-- start Exercise inputs --
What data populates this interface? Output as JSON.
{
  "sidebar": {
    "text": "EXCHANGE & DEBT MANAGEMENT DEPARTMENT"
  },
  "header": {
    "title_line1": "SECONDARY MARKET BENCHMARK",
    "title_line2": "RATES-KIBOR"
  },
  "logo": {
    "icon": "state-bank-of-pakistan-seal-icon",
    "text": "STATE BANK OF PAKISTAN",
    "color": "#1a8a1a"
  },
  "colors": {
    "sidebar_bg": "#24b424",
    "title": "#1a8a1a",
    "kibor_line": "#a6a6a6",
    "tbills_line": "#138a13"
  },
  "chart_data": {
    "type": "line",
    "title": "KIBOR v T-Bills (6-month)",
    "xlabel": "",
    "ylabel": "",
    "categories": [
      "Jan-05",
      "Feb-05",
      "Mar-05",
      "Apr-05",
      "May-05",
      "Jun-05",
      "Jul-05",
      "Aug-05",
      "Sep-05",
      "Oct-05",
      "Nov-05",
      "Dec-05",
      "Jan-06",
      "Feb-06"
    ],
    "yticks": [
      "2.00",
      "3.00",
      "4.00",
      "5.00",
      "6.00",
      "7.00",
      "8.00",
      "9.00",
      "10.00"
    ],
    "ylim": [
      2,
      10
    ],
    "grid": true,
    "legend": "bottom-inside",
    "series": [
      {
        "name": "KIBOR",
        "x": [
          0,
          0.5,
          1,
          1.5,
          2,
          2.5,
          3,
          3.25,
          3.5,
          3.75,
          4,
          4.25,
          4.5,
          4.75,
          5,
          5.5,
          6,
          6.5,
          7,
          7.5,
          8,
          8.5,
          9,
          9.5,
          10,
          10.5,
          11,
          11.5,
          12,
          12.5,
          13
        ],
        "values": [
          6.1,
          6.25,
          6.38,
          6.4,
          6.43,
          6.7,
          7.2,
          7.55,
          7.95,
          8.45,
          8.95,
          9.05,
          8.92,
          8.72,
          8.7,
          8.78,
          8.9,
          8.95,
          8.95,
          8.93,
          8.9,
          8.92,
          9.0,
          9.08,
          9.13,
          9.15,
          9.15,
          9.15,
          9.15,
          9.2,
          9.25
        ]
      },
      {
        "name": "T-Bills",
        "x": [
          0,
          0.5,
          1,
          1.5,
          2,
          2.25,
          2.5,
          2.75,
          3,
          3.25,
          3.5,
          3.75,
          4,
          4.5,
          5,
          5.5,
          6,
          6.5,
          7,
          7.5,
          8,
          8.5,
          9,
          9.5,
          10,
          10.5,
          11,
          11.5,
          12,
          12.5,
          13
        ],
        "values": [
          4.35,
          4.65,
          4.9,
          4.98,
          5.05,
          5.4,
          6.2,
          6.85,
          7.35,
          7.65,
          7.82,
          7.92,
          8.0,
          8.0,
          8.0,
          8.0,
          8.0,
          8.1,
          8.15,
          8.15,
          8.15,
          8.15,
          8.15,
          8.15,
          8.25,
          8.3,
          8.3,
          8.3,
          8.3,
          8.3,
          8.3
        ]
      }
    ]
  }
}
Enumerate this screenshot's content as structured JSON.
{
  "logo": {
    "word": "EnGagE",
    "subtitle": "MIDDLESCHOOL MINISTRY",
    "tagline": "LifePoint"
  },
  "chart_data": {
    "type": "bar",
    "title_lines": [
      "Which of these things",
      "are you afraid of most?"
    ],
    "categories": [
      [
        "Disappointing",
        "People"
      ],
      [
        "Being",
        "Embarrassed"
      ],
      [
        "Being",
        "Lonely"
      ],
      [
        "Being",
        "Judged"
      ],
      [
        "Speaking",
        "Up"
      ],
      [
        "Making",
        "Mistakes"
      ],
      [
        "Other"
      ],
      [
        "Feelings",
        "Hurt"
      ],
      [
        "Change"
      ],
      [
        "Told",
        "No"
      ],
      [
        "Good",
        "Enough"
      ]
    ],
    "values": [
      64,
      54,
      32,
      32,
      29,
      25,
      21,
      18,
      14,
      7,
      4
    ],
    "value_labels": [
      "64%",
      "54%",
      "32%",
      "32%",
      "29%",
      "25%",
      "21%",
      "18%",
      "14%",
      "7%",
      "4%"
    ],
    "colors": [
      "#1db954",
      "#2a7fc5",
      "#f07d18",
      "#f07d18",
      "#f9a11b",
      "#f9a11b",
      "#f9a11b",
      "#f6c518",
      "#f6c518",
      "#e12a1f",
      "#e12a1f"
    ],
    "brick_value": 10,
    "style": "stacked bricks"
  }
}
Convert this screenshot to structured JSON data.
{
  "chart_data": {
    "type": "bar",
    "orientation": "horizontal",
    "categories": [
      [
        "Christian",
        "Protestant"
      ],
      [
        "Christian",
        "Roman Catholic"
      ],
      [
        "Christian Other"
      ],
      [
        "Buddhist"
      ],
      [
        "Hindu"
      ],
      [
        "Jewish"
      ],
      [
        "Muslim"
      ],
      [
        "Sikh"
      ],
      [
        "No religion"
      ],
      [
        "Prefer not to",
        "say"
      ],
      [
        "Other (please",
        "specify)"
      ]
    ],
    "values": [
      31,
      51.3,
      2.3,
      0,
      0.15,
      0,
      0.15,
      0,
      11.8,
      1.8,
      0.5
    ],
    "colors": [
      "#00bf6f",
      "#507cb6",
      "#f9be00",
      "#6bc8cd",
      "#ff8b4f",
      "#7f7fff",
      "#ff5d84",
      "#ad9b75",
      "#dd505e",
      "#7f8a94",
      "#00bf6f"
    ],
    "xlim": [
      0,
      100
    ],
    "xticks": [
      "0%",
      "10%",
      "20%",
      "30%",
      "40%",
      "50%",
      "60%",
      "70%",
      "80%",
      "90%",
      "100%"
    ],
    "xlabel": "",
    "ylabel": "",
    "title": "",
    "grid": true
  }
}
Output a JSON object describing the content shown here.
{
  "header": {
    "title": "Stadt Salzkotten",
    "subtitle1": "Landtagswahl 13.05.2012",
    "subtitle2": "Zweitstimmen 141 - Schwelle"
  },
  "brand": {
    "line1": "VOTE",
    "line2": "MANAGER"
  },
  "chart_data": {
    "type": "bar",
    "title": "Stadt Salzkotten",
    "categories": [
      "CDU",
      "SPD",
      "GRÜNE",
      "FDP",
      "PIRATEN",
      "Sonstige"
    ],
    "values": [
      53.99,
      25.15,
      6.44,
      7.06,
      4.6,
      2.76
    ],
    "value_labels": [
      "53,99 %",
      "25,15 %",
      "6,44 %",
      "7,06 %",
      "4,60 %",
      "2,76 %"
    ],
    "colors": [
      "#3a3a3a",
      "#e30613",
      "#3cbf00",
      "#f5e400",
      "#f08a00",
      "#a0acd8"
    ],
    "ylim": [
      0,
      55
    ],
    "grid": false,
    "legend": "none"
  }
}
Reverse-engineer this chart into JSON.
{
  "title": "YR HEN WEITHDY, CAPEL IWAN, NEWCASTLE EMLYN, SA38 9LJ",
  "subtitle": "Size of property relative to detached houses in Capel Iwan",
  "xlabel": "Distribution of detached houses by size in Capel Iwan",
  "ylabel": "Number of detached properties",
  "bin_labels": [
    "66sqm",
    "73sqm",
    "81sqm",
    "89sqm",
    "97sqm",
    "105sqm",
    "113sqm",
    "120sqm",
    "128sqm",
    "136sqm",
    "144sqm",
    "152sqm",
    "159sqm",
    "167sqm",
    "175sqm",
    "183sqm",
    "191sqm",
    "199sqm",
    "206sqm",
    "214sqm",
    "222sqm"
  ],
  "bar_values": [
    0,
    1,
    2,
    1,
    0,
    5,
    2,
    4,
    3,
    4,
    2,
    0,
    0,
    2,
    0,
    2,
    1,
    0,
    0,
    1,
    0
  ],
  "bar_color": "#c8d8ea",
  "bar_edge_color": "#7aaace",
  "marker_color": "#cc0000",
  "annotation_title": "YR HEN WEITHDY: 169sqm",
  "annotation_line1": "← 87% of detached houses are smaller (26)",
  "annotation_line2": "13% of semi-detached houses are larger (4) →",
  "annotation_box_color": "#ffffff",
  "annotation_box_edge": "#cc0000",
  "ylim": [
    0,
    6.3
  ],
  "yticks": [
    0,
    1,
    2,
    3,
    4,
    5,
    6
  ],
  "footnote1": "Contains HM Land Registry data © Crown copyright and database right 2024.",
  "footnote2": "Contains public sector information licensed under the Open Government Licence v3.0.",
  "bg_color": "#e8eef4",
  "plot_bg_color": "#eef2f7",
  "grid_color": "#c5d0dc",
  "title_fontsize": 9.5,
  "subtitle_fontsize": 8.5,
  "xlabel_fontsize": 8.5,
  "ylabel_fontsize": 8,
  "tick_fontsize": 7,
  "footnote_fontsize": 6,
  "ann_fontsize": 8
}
-- end Exercise inputs --
## What to produce
Pull out each line of the entries that contains "JSON".

## Answer to the exercise
What data populates this interface? Output as JSON.
Enumerate this screenshot's content as structured JSON.
Convert this screenshot to structured JSON data.
Output a JSON object describing the content shown here.
Reverse-engineer this chart into JSON.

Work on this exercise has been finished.